* Exercise objective *
As the answer, give every line of the records that includes the word "text".

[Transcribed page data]

=== Section Start ===

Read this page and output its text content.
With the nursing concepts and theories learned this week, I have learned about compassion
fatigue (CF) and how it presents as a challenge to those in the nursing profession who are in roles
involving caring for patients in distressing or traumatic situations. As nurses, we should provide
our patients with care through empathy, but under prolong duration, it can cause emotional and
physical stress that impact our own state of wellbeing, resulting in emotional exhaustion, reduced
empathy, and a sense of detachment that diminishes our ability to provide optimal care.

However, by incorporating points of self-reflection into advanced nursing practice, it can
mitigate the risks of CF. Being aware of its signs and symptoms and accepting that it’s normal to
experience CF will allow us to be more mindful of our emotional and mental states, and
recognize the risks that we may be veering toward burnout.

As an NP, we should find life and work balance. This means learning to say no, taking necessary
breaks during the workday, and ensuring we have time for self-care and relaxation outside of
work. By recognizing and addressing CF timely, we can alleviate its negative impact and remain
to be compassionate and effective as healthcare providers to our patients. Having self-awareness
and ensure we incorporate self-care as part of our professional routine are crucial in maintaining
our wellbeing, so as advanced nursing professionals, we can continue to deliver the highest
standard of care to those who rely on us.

=== Section End ===
=== Section Start ===

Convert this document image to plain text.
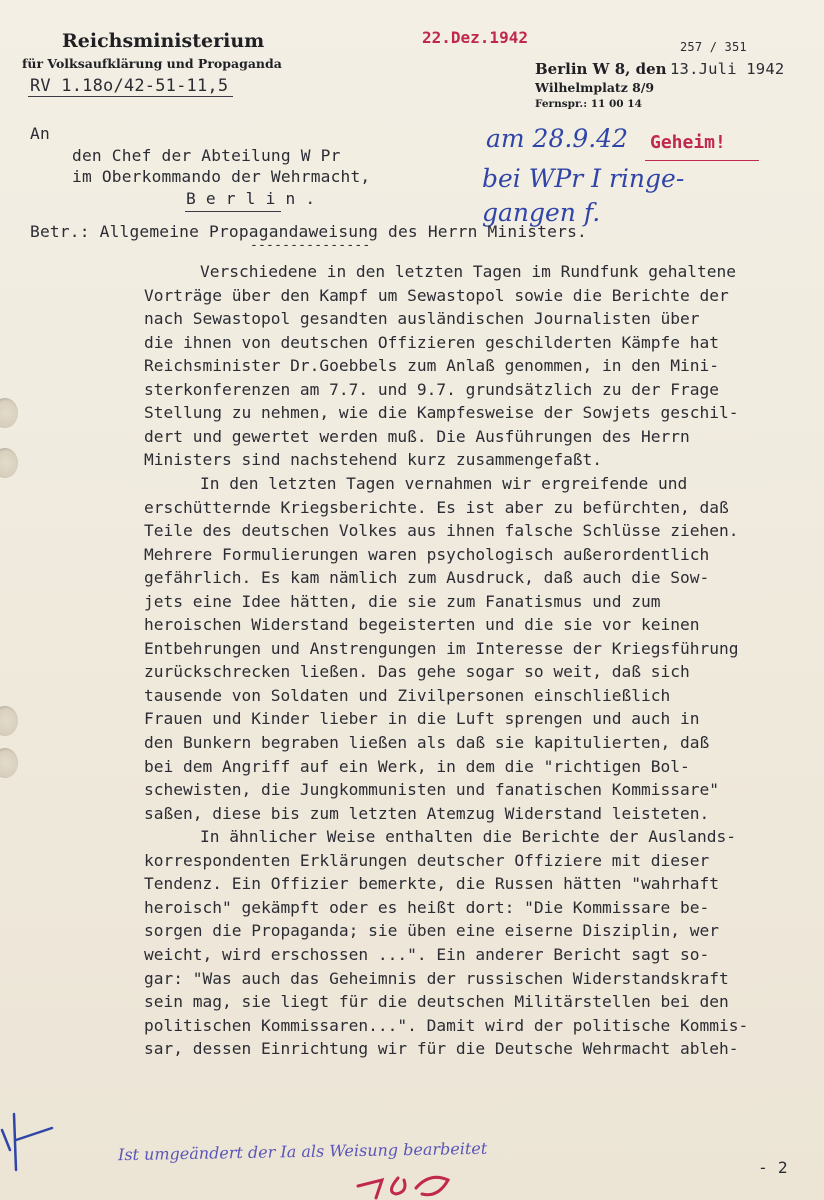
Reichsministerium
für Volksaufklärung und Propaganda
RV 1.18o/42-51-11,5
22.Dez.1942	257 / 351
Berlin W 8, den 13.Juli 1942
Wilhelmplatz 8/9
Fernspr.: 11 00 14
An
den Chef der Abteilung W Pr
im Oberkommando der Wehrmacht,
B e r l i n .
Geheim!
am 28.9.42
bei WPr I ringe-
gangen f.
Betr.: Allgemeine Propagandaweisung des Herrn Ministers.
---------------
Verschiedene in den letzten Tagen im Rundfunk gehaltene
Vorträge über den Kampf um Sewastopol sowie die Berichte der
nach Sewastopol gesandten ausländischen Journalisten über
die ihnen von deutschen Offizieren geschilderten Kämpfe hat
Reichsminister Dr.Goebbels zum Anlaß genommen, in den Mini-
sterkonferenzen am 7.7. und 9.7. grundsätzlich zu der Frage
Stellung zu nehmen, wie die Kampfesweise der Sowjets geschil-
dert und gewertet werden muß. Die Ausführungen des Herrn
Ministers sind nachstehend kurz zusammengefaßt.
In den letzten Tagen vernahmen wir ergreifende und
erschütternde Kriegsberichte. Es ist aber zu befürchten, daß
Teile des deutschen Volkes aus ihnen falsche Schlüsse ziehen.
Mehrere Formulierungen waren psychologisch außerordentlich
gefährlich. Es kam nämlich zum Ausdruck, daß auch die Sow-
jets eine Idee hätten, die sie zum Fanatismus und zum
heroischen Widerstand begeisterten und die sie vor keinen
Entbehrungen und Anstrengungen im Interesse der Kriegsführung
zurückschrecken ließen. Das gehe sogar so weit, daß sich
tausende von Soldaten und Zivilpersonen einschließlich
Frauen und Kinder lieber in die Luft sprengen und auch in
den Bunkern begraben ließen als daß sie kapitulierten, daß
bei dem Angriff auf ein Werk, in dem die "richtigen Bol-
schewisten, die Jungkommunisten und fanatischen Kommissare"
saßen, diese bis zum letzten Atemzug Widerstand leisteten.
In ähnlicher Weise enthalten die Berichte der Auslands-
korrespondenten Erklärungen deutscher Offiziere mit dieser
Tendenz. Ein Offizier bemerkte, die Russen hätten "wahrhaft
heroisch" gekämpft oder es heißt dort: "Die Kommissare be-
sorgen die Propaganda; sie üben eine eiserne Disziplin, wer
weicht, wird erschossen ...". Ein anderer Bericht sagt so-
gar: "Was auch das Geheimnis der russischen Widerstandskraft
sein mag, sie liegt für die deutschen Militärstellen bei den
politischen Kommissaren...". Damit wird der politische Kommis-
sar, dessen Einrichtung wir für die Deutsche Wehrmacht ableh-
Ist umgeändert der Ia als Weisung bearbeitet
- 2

=== Section End ===

* Exercise solution *
Read this page and output its text content.
Convert this document image to plain text.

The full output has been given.